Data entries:
============================================================

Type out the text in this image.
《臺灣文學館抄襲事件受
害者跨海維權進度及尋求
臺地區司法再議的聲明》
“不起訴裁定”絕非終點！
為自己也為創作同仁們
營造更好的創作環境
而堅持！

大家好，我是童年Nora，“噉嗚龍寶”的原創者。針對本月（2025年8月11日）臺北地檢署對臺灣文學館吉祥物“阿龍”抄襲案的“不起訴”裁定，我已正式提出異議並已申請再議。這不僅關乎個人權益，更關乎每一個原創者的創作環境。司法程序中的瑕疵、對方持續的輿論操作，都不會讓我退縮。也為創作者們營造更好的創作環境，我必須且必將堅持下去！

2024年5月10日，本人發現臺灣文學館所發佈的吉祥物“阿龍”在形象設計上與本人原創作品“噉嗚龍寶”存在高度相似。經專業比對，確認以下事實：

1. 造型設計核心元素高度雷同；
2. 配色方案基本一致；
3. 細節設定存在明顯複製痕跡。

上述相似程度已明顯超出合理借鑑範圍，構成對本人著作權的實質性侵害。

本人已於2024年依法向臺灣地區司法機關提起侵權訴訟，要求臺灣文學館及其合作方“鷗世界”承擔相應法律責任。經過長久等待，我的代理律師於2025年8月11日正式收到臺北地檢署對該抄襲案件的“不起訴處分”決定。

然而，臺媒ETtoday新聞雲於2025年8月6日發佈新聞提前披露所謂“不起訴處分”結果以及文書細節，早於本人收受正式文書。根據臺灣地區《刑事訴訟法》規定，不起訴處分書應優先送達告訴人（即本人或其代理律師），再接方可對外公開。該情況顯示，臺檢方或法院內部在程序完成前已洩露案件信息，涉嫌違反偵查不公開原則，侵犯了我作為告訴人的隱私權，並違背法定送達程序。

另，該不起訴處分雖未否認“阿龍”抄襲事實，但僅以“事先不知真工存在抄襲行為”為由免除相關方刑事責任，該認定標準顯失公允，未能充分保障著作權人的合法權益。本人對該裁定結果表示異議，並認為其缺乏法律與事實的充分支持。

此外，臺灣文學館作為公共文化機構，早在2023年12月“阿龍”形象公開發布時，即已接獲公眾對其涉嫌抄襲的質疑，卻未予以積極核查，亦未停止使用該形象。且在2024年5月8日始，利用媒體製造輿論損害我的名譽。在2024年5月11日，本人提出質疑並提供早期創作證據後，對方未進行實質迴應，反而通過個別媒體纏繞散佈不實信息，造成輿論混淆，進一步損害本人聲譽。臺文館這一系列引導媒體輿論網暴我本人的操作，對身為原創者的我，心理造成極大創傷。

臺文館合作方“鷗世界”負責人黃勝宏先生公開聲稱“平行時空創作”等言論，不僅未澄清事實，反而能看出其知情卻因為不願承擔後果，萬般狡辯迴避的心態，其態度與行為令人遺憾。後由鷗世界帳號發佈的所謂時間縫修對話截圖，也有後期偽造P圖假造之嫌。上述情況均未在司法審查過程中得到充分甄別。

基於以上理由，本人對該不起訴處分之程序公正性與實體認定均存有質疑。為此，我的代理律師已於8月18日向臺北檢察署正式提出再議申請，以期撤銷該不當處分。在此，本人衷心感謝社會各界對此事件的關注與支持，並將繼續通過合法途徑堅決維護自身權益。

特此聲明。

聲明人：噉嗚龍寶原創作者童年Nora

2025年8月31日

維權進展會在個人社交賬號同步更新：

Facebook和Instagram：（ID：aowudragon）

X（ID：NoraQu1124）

============================================================

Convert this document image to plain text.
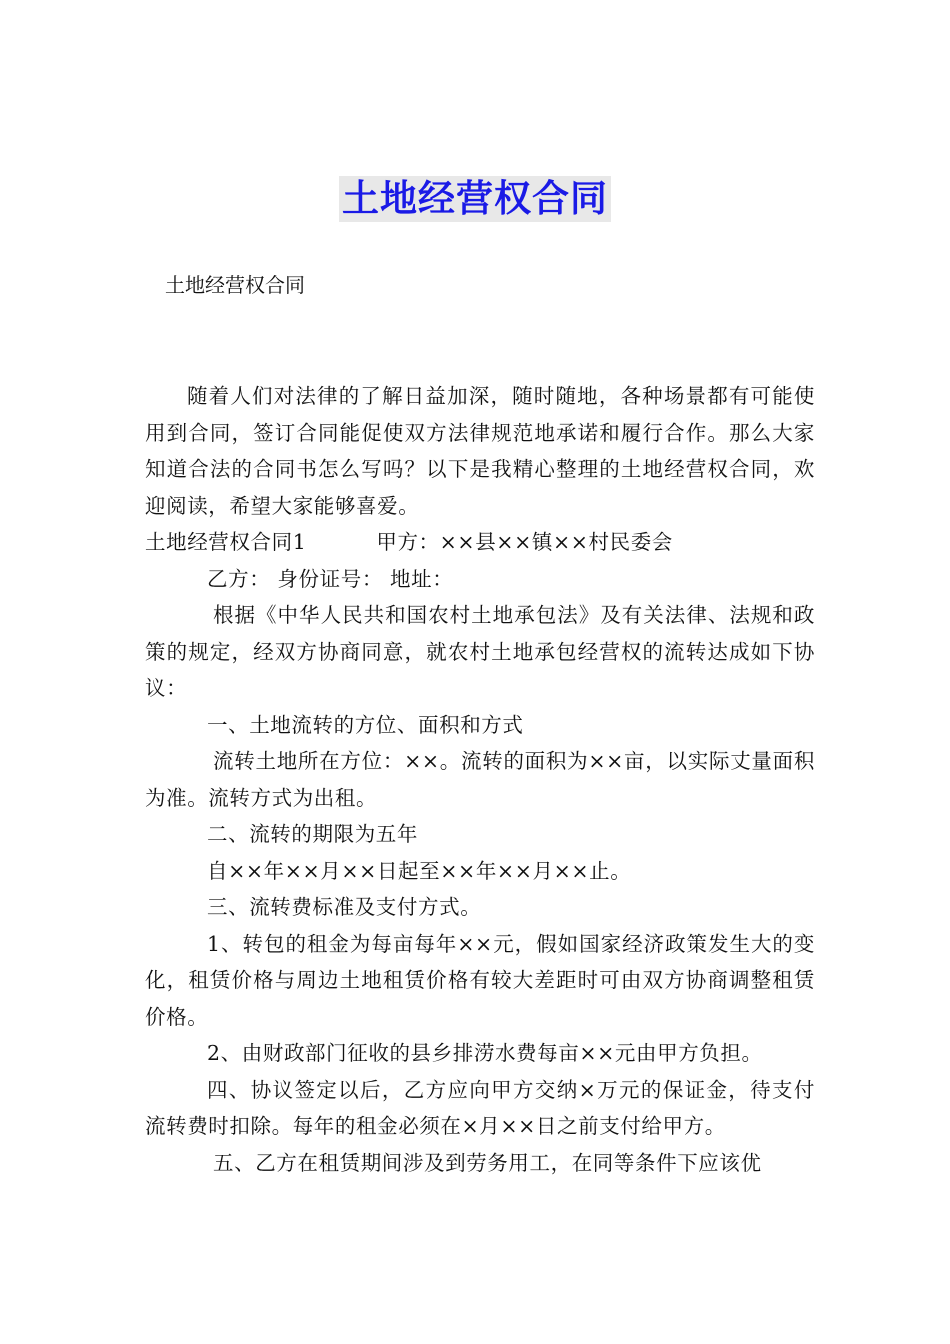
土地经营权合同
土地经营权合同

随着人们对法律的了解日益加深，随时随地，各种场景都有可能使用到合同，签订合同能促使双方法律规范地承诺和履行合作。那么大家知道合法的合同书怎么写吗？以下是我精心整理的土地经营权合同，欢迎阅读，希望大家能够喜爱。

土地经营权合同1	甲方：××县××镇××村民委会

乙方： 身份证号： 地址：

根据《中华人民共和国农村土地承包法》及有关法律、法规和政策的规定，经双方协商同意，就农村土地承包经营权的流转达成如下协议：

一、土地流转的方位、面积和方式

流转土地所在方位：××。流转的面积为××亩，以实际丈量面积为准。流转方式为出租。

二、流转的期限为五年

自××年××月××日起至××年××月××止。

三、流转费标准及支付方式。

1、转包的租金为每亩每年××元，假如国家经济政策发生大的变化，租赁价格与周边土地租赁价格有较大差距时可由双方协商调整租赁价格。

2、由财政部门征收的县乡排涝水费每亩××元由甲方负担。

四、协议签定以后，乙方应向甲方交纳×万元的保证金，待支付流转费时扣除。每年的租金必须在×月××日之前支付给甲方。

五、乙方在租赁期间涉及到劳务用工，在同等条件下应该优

============================================================

WHAT TO WORK ON: Pick out each line above that includes "image" and show it.

EXERCISE RESPONSE:
Type out the text in this image.
Convert this document image to plain text.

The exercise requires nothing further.